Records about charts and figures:
[Begin]

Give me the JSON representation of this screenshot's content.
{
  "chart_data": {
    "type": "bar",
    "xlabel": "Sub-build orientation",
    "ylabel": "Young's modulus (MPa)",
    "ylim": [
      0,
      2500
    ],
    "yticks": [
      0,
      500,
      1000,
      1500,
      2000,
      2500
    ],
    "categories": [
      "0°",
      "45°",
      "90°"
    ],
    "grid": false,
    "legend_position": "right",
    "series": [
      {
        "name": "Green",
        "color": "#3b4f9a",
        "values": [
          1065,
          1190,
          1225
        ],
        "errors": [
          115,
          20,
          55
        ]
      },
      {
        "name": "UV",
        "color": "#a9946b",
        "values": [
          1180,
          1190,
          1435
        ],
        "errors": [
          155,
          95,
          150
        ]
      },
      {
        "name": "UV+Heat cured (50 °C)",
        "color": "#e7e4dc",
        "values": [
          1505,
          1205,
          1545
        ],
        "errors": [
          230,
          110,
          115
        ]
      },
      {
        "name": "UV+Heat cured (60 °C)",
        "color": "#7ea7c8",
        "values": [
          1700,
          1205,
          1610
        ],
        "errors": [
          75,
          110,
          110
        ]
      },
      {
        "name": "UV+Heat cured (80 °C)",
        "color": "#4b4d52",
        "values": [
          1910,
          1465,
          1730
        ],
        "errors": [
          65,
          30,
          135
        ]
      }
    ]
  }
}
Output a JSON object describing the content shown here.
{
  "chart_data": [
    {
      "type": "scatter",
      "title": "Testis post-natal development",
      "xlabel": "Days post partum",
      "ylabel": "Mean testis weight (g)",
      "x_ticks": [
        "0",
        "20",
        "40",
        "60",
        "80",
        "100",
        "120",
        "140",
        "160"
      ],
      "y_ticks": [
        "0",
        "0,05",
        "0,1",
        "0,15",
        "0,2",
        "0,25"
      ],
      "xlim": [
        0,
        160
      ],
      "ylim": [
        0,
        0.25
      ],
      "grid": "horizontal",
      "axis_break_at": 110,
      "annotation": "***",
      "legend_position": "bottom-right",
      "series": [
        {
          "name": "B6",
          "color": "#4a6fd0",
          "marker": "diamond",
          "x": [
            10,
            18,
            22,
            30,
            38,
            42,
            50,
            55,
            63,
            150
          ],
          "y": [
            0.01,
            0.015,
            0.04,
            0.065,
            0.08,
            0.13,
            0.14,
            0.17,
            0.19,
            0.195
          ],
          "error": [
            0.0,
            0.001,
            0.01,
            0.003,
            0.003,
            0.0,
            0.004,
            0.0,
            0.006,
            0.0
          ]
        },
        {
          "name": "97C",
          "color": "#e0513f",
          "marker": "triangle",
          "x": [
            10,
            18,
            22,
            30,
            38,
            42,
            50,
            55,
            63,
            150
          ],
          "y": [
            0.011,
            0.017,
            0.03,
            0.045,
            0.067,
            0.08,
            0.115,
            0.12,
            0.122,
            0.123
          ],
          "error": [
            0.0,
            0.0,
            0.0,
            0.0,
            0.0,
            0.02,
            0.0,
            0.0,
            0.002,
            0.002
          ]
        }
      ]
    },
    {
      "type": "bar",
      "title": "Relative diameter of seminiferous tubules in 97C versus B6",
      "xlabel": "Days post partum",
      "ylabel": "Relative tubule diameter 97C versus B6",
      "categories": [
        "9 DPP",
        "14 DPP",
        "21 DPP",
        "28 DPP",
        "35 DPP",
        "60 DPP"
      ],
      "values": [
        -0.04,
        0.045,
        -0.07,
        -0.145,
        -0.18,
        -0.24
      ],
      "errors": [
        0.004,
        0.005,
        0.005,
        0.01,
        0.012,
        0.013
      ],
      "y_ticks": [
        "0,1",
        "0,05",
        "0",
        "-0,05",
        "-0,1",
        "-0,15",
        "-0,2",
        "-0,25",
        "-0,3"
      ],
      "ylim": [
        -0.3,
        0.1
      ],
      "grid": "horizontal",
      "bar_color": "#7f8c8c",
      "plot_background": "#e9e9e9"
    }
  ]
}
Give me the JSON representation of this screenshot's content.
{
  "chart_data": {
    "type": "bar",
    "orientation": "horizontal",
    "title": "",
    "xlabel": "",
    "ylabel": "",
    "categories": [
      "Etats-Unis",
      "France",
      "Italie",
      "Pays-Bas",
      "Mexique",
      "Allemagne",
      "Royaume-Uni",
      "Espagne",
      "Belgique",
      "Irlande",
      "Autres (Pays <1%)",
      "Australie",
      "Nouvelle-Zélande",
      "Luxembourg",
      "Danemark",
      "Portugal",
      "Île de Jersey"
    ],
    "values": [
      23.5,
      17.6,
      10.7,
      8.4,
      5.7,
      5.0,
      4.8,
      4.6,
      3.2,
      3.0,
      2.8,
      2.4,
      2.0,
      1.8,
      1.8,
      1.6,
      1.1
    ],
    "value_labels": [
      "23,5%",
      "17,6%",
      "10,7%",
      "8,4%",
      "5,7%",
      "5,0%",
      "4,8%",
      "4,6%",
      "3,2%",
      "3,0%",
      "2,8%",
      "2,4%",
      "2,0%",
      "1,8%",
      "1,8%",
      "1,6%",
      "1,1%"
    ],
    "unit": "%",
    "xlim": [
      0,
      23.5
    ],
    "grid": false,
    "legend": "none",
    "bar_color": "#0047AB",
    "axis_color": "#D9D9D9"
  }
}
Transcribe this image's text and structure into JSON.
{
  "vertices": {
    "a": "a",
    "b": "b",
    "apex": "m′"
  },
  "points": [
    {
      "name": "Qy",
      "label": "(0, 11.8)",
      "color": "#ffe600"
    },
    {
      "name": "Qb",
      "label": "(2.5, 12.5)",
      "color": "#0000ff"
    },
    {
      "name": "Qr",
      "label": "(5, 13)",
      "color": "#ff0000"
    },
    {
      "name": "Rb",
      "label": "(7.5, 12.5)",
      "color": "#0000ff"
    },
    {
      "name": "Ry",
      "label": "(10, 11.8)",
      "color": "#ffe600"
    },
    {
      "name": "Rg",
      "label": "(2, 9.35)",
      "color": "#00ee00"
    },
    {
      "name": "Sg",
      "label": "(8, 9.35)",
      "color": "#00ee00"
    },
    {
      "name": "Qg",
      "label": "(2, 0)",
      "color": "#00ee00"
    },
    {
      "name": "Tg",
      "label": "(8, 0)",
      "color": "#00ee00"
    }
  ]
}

[End]

→ TASK OBJECTIVE
Show every line from the entries above in which the word "type" appears.

→ TASK OUTPUT
    "type": "bar",
      "type": "scatter",
      "type": "bar",
    "type": "bar",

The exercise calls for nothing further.